> _YOUR GOAL_: Reproduce all of the data exactly.

Saved entries:
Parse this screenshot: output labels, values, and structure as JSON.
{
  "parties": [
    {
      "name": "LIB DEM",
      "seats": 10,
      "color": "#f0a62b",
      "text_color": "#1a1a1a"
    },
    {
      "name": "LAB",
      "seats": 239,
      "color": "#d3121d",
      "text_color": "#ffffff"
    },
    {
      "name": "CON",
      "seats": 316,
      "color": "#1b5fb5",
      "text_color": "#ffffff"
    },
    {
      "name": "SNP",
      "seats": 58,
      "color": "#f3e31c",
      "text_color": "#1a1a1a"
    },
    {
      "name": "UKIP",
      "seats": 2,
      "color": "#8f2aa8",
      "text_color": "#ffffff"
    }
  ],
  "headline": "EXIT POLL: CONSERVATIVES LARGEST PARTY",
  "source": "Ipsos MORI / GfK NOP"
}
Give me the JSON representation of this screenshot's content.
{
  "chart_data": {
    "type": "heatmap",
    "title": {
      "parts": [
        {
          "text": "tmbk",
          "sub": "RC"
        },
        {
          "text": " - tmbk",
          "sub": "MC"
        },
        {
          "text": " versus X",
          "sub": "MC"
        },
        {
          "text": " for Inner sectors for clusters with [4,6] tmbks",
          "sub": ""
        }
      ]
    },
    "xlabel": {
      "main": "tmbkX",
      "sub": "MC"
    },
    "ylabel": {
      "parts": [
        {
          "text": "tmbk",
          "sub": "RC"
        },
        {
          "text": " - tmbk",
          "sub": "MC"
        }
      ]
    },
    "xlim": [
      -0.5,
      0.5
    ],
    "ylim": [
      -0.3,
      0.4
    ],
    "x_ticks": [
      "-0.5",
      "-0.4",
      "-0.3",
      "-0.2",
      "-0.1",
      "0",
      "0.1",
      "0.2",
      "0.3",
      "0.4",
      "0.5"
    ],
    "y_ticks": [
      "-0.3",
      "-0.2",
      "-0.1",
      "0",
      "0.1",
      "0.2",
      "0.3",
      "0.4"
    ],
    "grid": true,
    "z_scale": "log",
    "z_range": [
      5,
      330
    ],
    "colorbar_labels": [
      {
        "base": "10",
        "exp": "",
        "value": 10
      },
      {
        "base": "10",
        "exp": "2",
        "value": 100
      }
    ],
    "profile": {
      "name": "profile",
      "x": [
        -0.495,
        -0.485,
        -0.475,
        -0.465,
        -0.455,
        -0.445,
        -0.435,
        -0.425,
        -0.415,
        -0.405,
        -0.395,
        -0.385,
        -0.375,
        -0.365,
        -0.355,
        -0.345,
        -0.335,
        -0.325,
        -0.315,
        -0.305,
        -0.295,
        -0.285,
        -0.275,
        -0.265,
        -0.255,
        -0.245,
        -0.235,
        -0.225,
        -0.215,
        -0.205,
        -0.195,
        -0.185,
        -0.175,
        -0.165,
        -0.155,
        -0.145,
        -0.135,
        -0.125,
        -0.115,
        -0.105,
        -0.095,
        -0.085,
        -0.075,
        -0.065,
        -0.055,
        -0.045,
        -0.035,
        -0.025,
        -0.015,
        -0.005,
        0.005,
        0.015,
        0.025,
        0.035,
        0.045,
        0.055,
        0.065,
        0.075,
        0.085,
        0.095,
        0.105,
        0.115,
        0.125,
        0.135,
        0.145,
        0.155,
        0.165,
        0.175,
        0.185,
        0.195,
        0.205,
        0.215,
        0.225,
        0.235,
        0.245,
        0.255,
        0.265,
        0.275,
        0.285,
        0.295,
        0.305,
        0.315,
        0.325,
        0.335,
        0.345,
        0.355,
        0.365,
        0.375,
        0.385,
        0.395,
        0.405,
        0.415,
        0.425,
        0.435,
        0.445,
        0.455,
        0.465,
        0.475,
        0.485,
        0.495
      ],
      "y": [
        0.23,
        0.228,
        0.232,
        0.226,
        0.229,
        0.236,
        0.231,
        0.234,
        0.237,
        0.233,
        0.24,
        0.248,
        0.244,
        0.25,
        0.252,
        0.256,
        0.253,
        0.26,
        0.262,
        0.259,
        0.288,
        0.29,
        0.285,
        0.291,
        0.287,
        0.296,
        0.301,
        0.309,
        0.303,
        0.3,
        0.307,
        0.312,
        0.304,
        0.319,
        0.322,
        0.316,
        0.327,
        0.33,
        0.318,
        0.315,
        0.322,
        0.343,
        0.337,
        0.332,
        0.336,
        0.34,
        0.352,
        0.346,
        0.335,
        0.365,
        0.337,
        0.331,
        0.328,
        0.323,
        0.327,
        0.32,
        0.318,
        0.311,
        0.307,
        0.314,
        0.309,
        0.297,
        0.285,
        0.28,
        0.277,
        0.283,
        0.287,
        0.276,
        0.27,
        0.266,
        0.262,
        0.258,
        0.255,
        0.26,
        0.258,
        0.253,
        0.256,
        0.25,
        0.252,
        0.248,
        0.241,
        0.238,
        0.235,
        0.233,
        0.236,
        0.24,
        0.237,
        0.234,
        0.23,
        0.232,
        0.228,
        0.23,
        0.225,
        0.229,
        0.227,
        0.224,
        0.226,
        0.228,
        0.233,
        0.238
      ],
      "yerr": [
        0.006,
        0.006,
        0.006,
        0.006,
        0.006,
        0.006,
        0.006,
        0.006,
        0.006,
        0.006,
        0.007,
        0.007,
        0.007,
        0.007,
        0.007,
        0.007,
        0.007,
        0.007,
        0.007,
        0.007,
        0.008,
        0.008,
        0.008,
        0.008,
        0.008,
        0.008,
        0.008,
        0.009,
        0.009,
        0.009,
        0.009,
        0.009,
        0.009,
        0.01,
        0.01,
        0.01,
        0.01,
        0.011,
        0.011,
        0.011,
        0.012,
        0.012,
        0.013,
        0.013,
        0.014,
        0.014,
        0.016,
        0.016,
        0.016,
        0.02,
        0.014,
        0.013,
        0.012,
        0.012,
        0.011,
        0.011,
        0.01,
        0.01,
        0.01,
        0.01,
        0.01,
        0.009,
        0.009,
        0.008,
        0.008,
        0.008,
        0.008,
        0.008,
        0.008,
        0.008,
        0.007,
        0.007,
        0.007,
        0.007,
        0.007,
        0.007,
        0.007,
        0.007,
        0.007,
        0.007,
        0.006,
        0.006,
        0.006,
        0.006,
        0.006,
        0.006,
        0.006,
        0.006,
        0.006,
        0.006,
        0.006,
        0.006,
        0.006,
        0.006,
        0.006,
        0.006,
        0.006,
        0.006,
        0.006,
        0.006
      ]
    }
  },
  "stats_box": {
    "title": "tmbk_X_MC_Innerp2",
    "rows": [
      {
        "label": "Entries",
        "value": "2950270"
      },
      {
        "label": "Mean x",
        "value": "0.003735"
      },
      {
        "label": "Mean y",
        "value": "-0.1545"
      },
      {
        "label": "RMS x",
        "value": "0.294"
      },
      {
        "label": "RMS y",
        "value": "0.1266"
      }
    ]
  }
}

> _CORRECT RESULT_:
Parse this screenshot: output labels, values, and structure as JSON.
{
  "parties": [
    {
      "name": "LIB DEM",
      "seats": 10,
      "color": "#f0a62b",
      "text_color": "#1a1a1a"
    },
    {
      "name": "LAB",
      "seats": 239,
      "color": "#d3121d",
      "text_color": "#ffffff"
    },
    {
      "name": "CON",
      "seats": 316,
      "color": "#1b5fb5",
      "text_color": "#ffffff"
    },
    {
      "name": "SNP",
      "seats": 58,
      "color": "#f3e31c",
      "text_color": "#1a1a1a"
    },
    {
      "name": "UKIP",
      "seats": 2,
      "color": "#8f2aa8",
      "text_color": "#ffffff"
    }
  ],
  "headline": "EXIT POLL: CONSERVATIVES LARGEST PARTY",
  "source": "Ipsos MORI / GfK NOP"
}
Give me the JSON representation of this screenshot's content.
{
  "chart_data": {
    "type": "heatmap",
    "title": {
      "parts": [
        {
          "text": "tmbk",
          "sub": "RC"
        },
        {
          "text": " - tmbk",
          "sub": "MC"
        },
        {
          "text": " versus X",
          "sub": "MC"
        },
        {
          "text": " for Inner sectors for clusters with [4,6] tmbks",
          "sub": ""
        }
      ]
    },
    "xlabel": {
      "main": "tmbkX",
      "sub": "MC"
    },
    "ylabel": {
      "parts": [
        {
          "text": "tmbk",
          "sub": "RC"
        },
        {
          "text": " - tmbk",
          "sub": "MC"
        }
      ]
    },
    "xlim": [
      -0.5,
      0.5
    ],
    "ylim": [
      -0.3,
      0.4
    ],
    "x_ticks": [
      "-0.5",
      "-0.4",
      "-0.3",
      "-0.2",
      "-0.1",
      "0",
      "0.1",
      "0.2",
      "0.3",
      "0.4",
      "0.5"
    ],
    "y_ticks": [
      "-0.3",
      "-0.2",
      "-0.1",
      "0",
      "0.1",
      "0.2",
      "0.3",
      "0.4"
    ],
    "grid": true,
    "z_scale": "log",
    "z_range": [
      5,
      330
    ],
    "colorbar_labels": [
      {
        "base": "10",
        "exp": "",
        "value": 10
      },
      {
        "base": "10",
        "exp": "2",
        "value": 100
      }
    ],
    "profile": {
      "name": "profile",
      "x": [
        -0.495,
        -0.485,
        -0.475,
        -0.465,
        -0.455,
        -0.445,
        -0.435,
        -0.425,
        -0.415,
        -0.405,
        -0.395,
        -0.385,
        -0.375,
        -0.365,
        -0.355,
        -0.345,
        -0.335,
        -0.325,
        -0.315,
        -0.305,
        -0.295,
        -0.285,
        -0.275,
        -0.265,
        -0.255,
        -0.245,
        -0.235,
        -0.225,
        -0.215,
        -0.205,
        -0.195,
        -0.185,
        -0.175,
        -0.165,
        -0.155,
        -0.145,
        -0.135,
        -0.125,
        -0.115,
        -0.105,
        -0.095,
        -0.085,
        -0.075,
        -0.065,
        -0.055,
        -0.045,
        -0.035,
        -0.025,
        -0.015,
        -0.005,
        0.005,
        0.015,
        0.025,
        0.035,
        0.045,
        0.055,
        0.065,
        0.075,
        0.085,
        0.095,
        0.105,
        0.115,
        0.125,
        0.135,
        0.145,
        0.155,
        0.165,
        0.175,
        0.185,
        0.195,
        0.205,
        0.215,
        0.225,
        0.235,
        0.245,
        0.255,
        0.265,
        0.275,
        0.285,
        0.295,
        0.305,
        0.315,
        0.325,
        0.335,
        0.345,
        0.355,
        0.365,
        0.375,
        0.385,
        0.395,
        0.405,
        0.415,
        0.425,
        0.435,
        0.445,
        0.455,
        0.465,
        0.475,
        0.485,
        0.495
      ],
      "y": [
        0.23,
        0.228,
        0.232,
        0.226,
        0.229,
        0.236,
        0.231,
        0.234,
        0.237,
        0.233,
        0.24,
        0.248,
        0.244,
        0.25,
        0.252,
        0.256,
        0.253,
        0.26,
        0.262,
        0.259,
        0.288,
        0.29,
        0.285,
        0.291,
        0.287,
        0.296,
        0.301,
        0.309,
        0.303,
        0.3,
        0.307,
        0.312,
        0.304,
        0.319,
        0.322,
        0.316,
        0.327,
        0.33,
        0.318,
        0.315,
        0.322,
        0.343,
        0.337,
        0.332,
        0.336,
        0.34,
        0.352,
        0.346,
        0.335,
        0.365,
        0.337,
        0.331,
        0.328,
        0.323,
        0.327,
        0.32,
        0.318,
        0.311,
        0.307,
        0.314,
        0.309,
        0.297,
        0.285,
        0.28,
        0.277,
        0.283,
        0.287,
        0.276,
        0.27,
        0.266,
        0.262,
        0.258,
        0.255,
        0.26,
        0.258,
        0.253,
        0.256,
        0.25,
        0.252,
        0.248,
        0.241,
        0.238,
        0.235,
        0.233,
        0.236,
        0.24,
        0.237,
        0.234,
        0.23,
        0.232,
        0.228,
        0.23,
        0.225,
        0.229,
        0.227,
        0.224,
        0.226,
        0.228,
        0.233,
        0.238
      ],
      "yerr": [
        0.006,
        0.006,
        0.006,
        0.006,
        0.006,
        0.006,
        0.006,
        0.006,
        0.006,
        0.006,
        0.007,
        0.007,
        0.007,
        0.007,
        0.007,
        0.007,
        0.007,
        0.007,
        0.007,
        0.007,
        0.008,
        0.008,
        0.008,
        0.008,
        0.008,
        0.008,
        0.008,
        0.009,
        0.009,
        0.009,
        0.009,
        0.009,
        0.009,
        0.01,
        0.01,
        0.01,
        0.01,
        0.011,
        0.011,
        0.011,
        0.012,
        0.012,
        0.013,
        0.013,
        0.014,
        0.014,
        0.016,
        0.016,
        0.016,
        0.02,
        0.014,
        0.013,
        0.012,
        0.012,
        0.011,
        0.011,
        0.01,
        0.01,
        0.01,
        0.01,
        0.01,
        0.009,
        0.009,
        0.008,
        0.008,
        0.008,
        0.008,
        0.008,
        0.008,
        0.008,
        0.007,
        0.007,
        0.007,
        0.007,
        0.007,
        0.007,
        0.007,
        0.007,
        0.007,
        0.007,
        0.006,
        0.006,
        0.006,
        0.006,
        0.006,
        0.006,
        0.006,
        0.006,
        0.006,
        0.006,
        0.006,
        0.006,
        0.006,
        0.006,
        0.006,
        0.006,
        0.006,
        0.006,
        0.006,
        0.006
      ]
    }
  },
  "stats_box": {
    "title": "tmbk_X_MC_Innerp2",
    "rows": [
      {
        "label": "Entries",
        "value": "2950270"
      },
      {
        "label": "Mean x",
        "value": "0.003735"
      },
      {
        "label": "Mean y",
        "value": "-0.1545"
      },
      {
        "label": "RMS x",
        "value": "0.294"
      },
      {
        "label": "RMS y",
        "value": "0.1266"
      }
    ]
  }
}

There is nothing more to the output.